§ Data records:
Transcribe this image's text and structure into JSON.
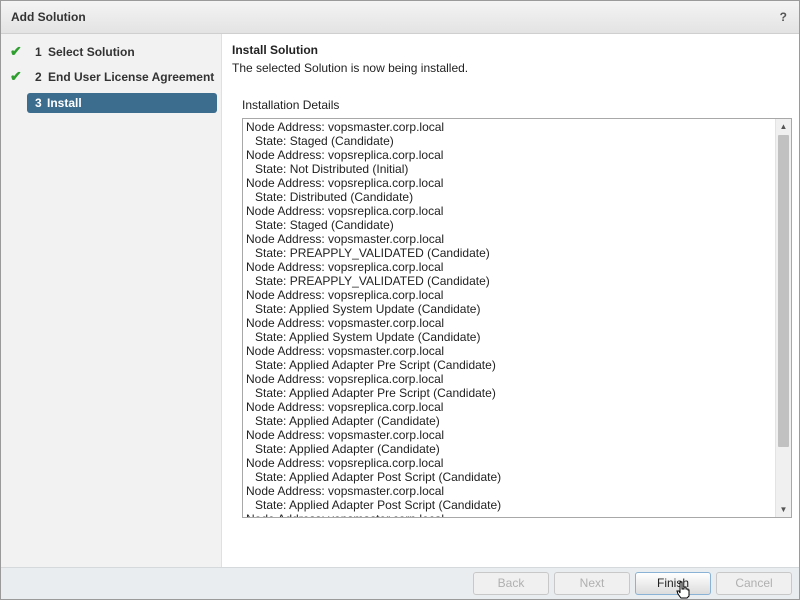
{
  "window": {
    "title": "Add Solution",
    "help_label": "?"
  },
  "wizard": {
    "steps": [
      {
        "number": "1",
        "label": "Select Solution",
        "state": "completed"
      },
      {
        "number": "2",
        "label": "End User License Agreement",
        "state": "completed"
      },
      {
        "number": "3",
        "label": "Install",
        "state": "active"
      }
    ]
  },
  "content": {
    "heading": "Install Solution",
    "subheading": "The selected Solution is now being installed.",
    "details_label": "Installation Details",
    "log_lines": [
      "Node Address: vopsmaster.corp.local",
      "State: Staged (Candidate)",
      "Node Address: vopsreplica.corp.local",
      "State: Not Distributed (Initial)",
      "Node Address: vopsreplica.corp.local",
      "State: Distributed (Candidate)",
      "Node Address: vopsreplica.corp.local",
      "State: Staged (Candidate)",
      "Node Address: vopsmaster.corp.local",
      "State: PREAPPLY_VALIDATED (Candidate)",
      "Node Address: vopsreplica.corp.local",
      "State: PREAPPLY_VALIDATED (Candidate)",
      "Node Address: vopsreplica.corp.local",
      "State: Applied System Update (Candidate)",
      "Node Address: vopsmaster.corp.local",
      "State: Applied System Update (Candidate)",
      "Node Address: vopsmaster.corp.local",
      "State: Applied Adapter Pre Script (Candidate)",
      "Node Address: vopsreplica.corp.local",
      "State: Applied Adapter Pre Script (Candidate)",
      "Node Address: vopsreplica.corp.local",
      "State: Applied Adapter (Candidate)",
      "Node Address: vopsmaster.corp.local",
      "State: Applied Adapter (Candidate)",
      "Node Address: vopsreplica.corp.local",
      "State: Applied Adapter Post Script (Candidate)",
      "Node Address: vopsmaster.corp.local",
      "State: Applied Adapter Post Script (Candidate)",
      "Node Address: vopsmaster.corp.local"
    ]
  },
  "footer": {
    "back_label": "Back",
    "next_label": "Next",
    "finish_label": "Finish",
    "cancel_label": "Cancel"
  },
  "colors": {
    "active_step_bg": "#3c6d8f",
    "check_green": "#2e9e2e",
    "footer_bg": "#e9edf0"
  }
}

§ Instructions for the task:
Which lines hold the word "Solution"? Return all of them from the records above.

§ Answer to this problem:
    "title": "Add Solution",
        "label": "Select Solution",
    "heading": "Install Solution",
    "subheading": "The selected Solution is now being installed.",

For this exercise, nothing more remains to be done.